— START Records provided —

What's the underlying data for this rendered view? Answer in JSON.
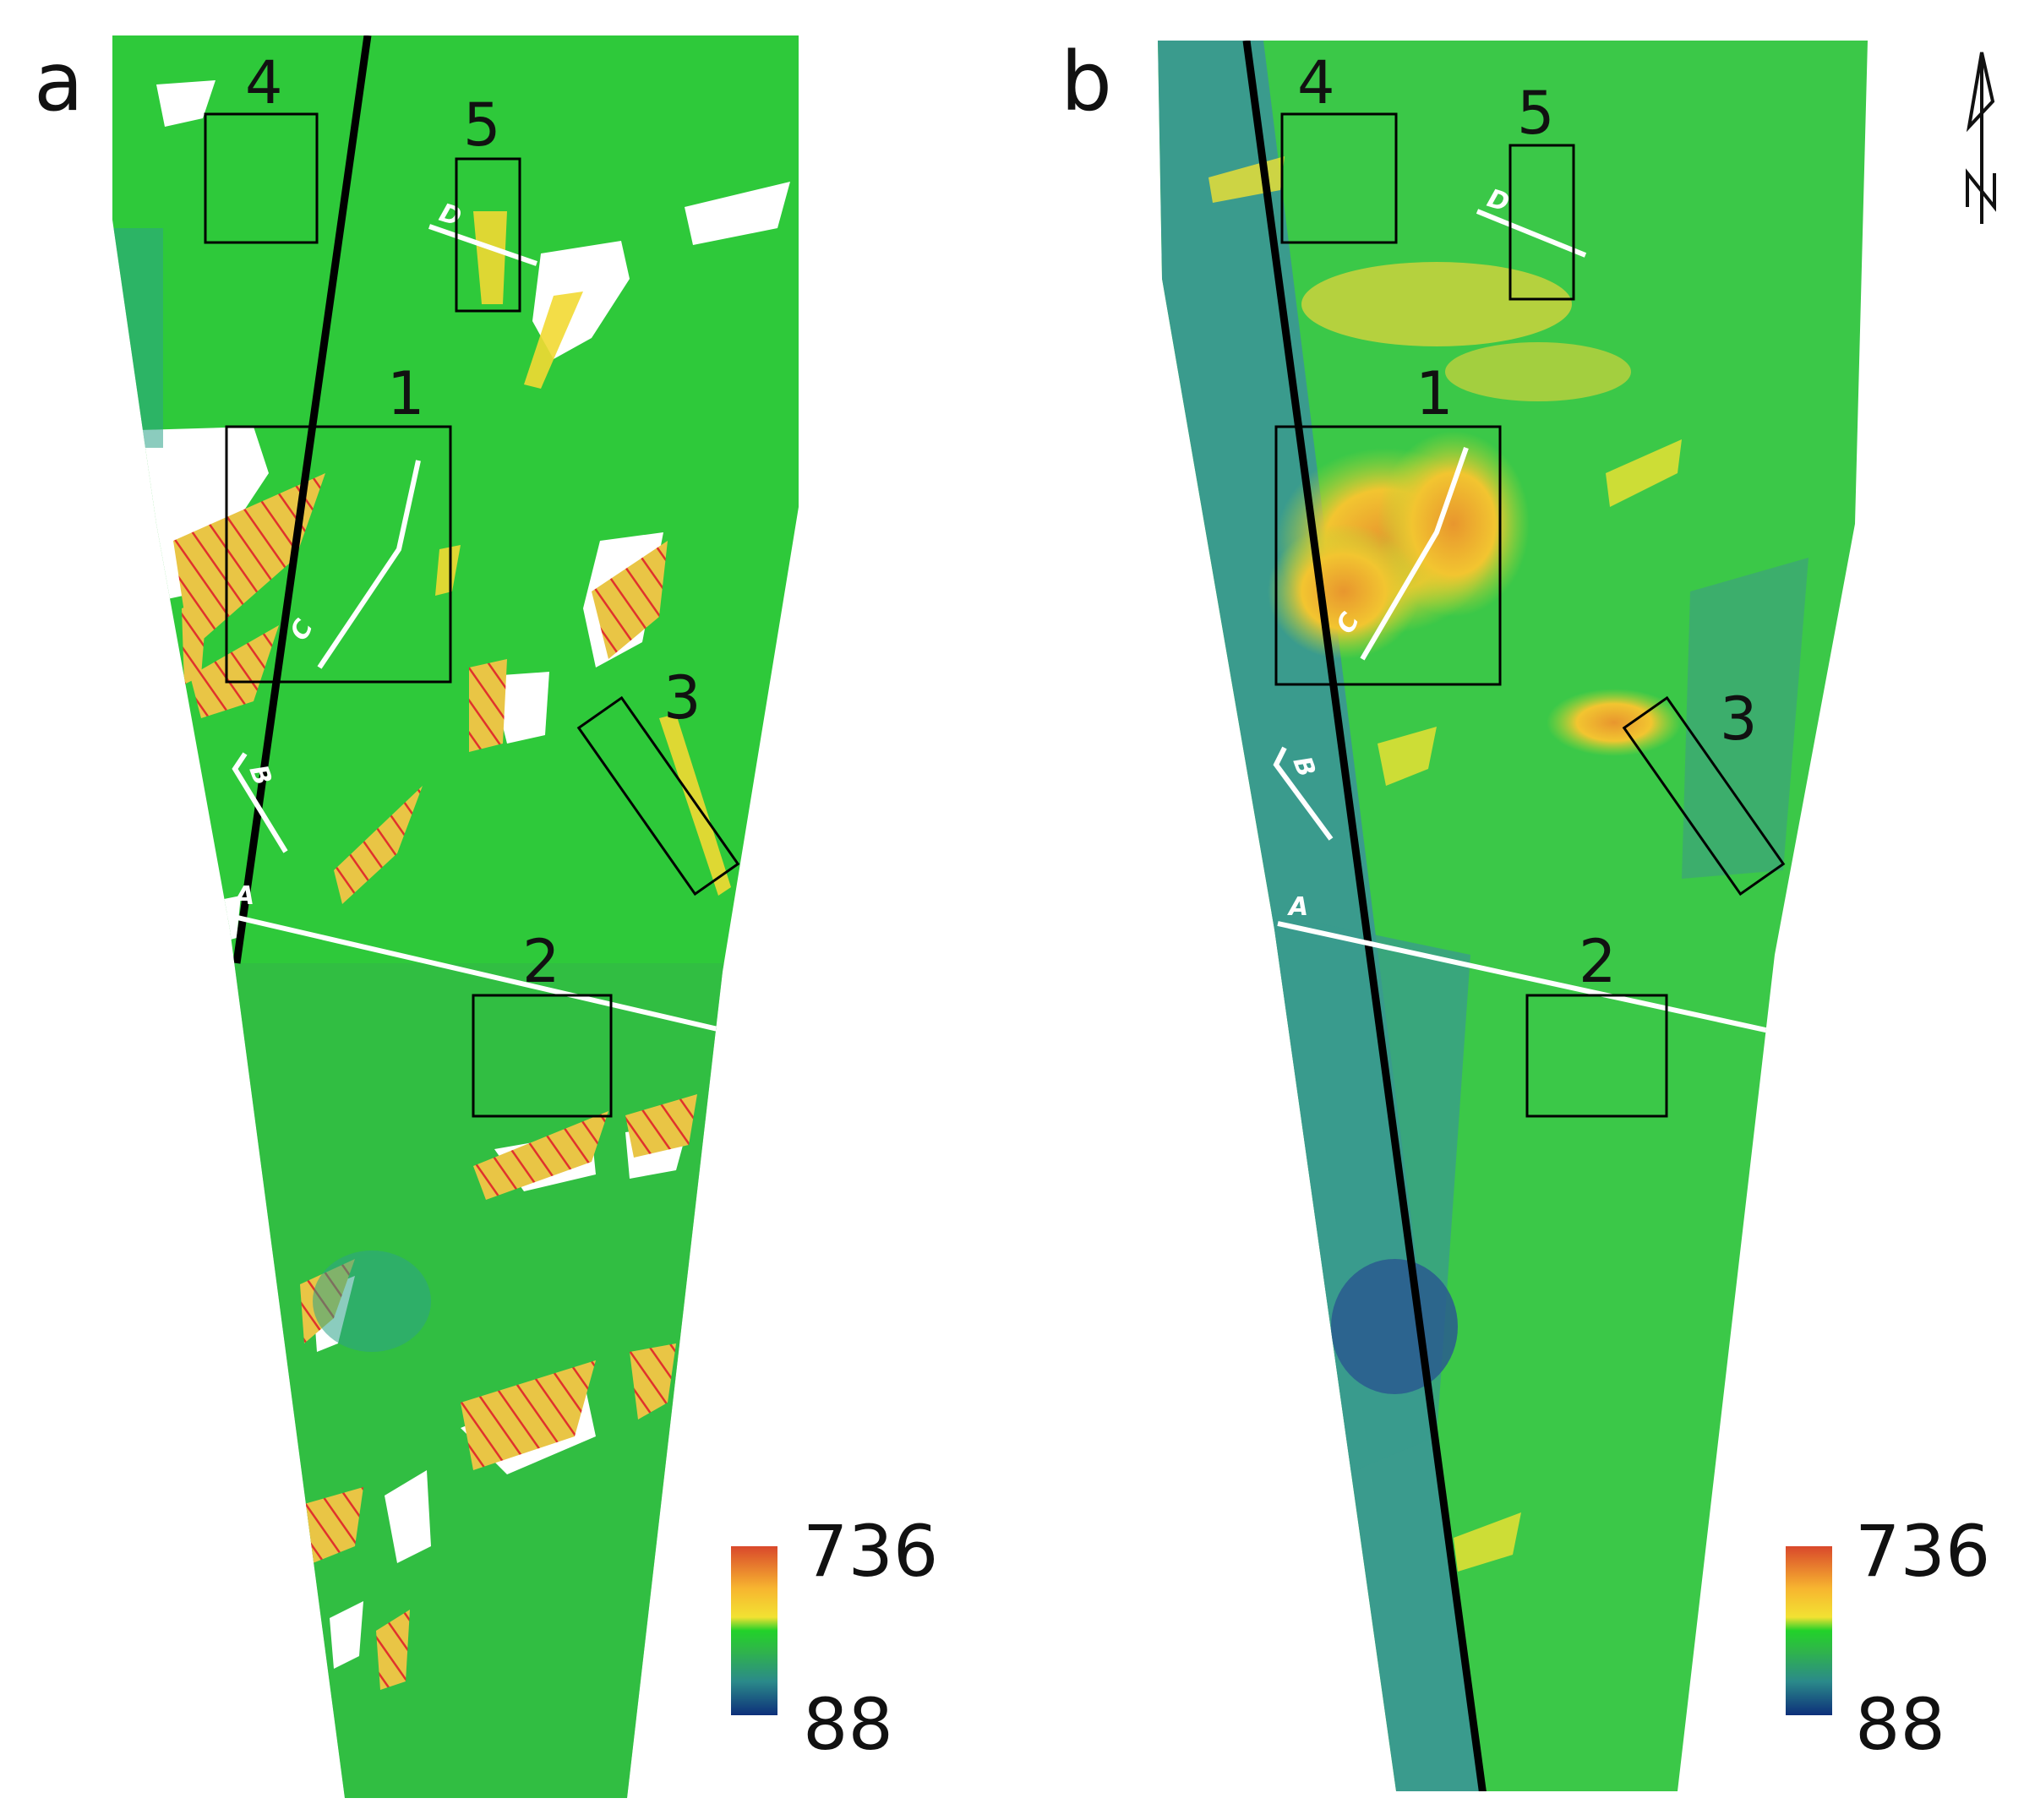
{
  "figure": {
    "panels": [
      {
        "label": "a",
        "box_labels": [
          "1",
          "2",
          "3",
          "4",
          "5"
        ],
        "profile_labels": [
          "A",
          "B",
          "C",
          "D"
        ],
        "legend": {
          "max": "736",
          "min": "88"
        }
      },
      {
        "label": "b",
        "box_labels": [
          "1",
          "2",
          "3",
          "4",
          "5"
        ],
        "profile_labels": [
          "A",
          "B",
          "C",
          "D"
        ],
        "legend": {
          "max": "736",
          "min": "88"
        }
      }
    ],
    "north_arrow_icon": "north-arrow-icon",
    "colors": {
      "scale_high": "#d9482b",
      "scale_upper": "#f7b530",
      "scale_mid": "#f2e232",
      "scale_green": "#22d22a",
      "scale_low": "#2b8a8a",
      "scale_min": "#0d2f7a",
      "snow_white": "#ffffff",
      "hatch_red": "#e0322c",
      "fault_line": "#000000",
      "profile_line": "#ffffff"
    }
  }
}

— END Records provided —

= Do this =
Take each line containing the string "ffffff" and copy it out.

= Result =
      "snow_white": "#ffffff",
      "profile_line": "#ffffff"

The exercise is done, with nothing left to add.